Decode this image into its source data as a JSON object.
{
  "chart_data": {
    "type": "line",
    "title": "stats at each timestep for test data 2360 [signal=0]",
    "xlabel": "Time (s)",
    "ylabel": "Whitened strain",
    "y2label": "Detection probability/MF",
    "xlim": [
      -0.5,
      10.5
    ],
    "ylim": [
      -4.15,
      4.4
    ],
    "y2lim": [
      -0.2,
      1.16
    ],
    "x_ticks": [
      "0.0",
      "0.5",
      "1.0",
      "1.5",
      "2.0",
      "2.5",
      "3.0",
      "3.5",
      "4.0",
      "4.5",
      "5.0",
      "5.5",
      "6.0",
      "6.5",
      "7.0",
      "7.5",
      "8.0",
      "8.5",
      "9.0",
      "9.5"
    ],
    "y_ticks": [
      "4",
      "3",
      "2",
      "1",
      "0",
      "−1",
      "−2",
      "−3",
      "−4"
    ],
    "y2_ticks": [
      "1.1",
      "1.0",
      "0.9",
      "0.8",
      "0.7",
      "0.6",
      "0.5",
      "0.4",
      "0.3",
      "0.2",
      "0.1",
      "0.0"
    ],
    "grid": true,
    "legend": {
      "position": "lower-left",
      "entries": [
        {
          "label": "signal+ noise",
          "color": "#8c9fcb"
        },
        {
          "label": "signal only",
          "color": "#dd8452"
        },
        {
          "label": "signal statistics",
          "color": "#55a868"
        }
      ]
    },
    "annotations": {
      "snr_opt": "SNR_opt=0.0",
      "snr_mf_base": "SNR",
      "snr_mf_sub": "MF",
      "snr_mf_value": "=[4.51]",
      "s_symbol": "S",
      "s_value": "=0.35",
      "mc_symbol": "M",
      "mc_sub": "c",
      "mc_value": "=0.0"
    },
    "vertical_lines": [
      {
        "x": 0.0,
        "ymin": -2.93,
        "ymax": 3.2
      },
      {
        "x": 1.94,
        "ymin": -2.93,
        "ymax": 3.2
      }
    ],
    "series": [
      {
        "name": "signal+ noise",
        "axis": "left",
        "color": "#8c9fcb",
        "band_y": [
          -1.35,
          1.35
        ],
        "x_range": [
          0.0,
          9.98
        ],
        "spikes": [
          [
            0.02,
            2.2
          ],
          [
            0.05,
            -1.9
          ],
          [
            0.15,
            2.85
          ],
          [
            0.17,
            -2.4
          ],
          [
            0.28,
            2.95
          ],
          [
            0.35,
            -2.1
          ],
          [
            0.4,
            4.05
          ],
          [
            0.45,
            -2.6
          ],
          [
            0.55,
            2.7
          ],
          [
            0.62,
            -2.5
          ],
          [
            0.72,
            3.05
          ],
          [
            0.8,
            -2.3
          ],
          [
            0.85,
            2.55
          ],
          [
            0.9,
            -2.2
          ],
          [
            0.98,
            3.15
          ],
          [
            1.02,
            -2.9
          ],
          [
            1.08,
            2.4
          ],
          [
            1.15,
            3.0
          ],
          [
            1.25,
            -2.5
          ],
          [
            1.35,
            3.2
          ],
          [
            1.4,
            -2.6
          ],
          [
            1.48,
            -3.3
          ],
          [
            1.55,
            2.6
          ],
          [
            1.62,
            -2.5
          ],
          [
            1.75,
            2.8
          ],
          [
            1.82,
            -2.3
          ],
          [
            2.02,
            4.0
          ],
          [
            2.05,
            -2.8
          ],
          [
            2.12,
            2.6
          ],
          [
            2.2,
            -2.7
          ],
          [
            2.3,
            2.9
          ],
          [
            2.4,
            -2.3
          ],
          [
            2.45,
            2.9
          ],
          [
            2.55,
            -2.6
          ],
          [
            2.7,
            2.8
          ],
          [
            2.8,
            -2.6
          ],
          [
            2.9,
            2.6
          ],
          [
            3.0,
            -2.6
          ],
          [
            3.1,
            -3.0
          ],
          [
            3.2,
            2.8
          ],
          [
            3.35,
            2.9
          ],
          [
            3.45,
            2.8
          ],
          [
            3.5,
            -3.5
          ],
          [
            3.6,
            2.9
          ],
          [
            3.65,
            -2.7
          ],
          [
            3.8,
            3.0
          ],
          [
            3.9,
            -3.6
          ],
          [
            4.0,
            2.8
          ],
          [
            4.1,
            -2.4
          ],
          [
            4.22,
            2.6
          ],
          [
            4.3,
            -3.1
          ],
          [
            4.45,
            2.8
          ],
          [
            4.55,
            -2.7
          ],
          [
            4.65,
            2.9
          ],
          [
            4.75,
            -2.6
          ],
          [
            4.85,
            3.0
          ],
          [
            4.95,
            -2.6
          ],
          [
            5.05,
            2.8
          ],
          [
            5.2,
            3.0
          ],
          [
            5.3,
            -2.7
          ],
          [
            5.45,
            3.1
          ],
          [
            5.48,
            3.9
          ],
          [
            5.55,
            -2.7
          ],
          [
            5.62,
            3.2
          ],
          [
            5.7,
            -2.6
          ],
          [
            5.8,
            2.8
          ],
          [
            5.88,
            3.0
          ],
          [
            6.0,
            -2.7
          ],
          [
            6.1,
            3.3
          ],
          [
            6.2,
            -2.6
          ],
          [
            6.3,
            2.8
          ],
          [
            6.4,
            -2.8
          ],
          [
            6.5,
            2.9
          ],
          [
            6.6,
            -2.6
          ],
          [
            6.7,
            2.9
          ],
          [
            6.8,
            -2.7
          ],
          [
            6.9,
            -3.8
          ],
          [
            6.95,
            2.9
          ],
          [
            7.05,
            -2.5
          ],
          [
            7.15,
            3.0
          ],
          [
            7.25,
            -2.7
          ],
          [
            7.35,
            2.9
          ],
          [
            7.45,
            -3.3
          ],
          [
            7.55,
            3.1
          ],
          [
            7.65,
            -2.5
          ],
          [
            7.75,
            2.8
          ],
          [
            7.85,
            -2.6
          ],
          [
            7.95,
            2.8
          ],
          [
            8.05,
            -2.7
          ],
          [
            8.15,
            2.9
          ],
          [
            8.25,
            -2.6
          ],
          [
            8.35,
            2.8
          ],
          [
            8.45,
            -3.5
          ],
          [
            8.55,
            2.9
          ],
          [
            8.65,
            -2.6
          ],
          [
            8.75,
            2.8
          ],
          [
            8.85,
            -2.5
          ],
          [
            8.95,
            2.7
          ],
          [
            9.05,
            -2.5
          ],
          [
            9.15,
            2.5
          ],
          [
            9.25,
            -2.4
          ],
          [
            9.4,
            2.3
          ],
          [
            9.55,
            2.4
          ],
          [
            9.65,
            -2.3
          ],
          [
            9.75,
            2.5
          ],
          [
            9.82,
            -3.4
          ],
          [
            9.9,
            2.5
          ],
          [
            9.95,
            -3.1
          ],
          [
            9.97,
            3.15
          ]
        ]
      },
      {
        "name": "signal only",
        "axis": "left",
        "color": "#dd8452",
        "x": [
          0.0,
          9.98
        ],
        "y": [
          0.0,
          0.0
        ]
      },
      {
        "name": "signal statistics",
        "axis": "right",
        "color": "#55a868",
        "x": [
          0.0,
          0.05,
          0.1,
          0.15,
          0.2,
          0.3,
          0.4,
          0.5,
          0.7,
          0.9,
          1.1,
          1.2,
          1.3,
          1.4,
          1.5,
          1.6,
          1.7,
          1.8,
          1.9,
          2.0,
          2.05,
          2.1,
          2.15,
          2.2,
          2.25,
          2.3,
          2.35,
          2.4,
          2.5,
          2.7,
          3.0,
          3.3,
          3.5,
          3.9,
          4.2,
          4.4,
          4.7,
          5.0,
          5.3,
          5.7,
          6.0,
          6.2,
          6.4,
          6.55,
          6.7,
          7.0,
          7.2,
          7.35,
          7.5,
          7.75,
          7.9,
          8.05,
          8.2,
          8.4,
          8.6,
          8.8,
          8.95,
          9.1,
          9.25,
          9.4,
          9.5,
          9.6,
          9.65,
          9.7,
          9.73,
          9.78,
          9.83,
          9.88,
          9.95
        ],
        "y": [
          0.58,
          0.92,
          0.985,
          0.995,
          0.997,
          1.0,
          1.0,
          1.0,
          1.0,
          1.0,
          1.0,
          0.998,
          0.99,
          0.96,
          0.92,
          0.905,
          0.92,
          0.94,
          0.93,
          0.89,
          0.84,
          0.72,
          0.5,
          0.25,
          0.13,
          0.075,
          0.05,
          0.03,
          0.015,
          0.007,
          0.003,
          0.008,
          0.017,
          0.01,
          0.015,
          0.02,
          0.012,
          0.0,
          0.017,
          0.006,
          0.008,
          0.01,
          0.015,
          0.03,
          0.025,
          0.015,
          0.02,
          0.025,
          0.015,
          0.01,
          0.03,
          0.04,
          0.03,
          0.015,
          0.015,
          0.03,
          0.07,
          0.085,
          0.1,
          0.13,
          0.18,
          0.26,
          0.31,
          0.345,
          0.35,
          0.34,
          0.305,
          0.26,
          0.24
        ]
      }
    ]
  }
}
====
▶ What needs to be done: State the count of lines above containing the string "color", and add nothing to it.

▶ Answer for the task: 6